§ Recorded data
▬▬▬▬▬▬
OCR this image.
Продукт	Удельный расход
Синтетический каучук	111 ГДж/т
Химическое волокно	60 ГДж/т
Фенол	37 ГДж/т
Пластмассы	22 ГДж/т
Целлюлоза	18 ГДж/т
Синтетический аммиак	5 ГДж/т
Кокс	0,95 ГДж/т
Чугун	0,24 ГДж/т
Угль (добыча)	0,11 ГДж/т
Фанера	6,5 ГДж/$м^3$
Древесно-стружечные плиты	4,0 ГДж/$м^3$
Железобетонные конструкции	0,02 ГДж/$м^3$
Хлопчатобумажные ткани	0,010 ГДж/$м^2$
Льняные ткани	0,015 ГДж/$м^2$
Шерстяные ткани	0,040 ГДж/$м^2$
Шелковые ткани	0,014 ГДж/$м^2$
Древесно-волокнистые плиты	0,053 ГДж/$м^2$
▬▬▬▬▬▬
§ What you have to do
Write out every line of the material again, exactly as it reads.

§ Task answer
OCR this image.
Продукт	Удельный расход
Синтетический каучук	111 ГДж/т
Химическое волокно	60 ГДж/т
Фенол	37 ГДж/т
Пластмассы	22 ГДж/т
Целлюлоза	18 ГДж/т
Синтетический аммиак	5 ГДж/т
Кокс	0,95 ГДж/т
Чугун	0,24 ГДж/т
Угль (добыча)	0,11 ГДж/т
Фанера	6,5 ГДж/$м^3$
Древесно-стружечные плиты	4,0 ГДж/$м^3$
Железобетонные конструкции	0,02 ГДж/$м^3$
Хлопчатобумажные ткани	0,010 ГДж/$м^2$
Льняные ткани	0,015 ГДж/$м^2$
Шерстяные ткани	0,040 ГДж/$м^2$
Шелковые ткани	0,014 ГДж/$м^2$
Древесно-волокнистые плиты	0,053 ГДж/$м^2$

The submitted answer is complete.